━━━ DATA RECORDS

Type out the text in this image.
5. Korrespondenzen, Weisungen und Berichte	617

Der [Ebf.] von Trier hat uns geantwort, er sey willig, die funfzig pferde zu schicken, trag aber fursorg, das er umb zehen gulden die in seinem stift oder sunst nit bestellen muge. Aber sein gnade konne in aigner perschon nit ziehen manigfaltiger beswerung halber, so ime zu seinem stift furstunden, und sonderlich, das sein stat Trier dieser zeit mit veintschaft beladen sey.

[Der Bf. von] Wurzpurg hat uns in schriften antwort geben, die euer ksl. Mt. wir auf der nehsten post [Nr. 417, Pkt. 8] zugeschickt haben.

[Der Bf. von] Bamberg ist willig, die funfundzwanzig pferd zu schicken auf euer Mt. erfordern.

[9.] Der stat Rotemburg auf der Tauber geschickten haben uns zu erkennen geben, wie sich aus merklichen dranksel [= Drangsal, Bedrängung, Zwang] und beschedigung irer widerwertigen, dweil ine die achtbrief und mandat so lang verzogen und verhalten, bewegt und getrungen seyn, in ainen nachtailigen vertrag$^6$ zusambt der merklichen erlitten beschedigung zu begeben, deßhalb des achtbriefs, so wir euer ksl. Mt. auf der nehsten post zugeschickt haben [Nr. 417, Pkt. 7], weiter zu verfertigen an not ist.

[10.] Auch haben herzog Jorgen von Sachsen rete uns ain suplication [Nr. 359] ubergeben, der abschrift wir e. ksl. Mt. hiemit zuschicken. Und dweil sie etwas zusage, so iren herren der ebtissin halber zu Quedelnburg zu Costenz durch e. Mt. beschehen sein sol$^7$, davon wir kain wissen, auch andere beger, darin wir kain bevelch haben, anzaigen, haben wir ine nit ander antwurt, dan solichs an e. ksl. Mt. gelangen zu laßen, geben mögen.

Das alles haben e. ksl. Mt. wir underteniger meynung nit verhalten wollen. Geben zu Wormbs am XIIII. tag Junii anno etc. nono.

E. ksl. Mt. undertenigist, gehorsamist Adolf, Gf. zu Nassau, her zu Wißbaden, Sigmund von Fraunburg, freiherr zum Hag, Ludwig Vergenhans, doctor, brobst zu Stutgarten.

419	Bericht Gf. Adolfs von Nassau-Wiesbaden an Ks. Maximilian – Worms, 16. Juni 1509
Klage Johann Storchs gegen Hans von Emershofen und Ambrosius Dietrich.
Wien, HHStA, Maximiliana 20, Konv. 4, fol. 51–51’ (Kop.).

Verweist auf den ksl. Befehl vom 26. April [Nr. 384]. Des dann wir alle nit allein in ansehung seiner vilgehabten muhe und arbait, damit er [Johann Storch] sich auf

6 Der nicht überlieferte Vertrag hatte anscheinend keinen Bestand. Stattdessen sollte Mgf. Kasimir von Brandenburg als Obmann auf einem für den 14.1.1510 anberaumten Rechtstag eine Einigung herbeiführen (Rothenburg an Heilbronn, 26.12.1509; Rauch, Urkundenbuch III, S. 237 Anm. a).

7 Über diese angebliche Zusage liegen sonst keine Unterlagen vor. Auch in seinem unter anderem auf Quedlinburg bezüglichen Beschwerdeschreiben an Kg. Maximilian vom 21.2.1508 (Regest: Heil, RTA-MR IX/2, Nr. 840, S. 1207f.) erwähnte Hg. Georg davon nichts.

━━━━━━

> SET EXERCISE
Among the entries above, how many lines include the word "Nassau"? Give the number with no comment.

> WRITTEN ANSWER
2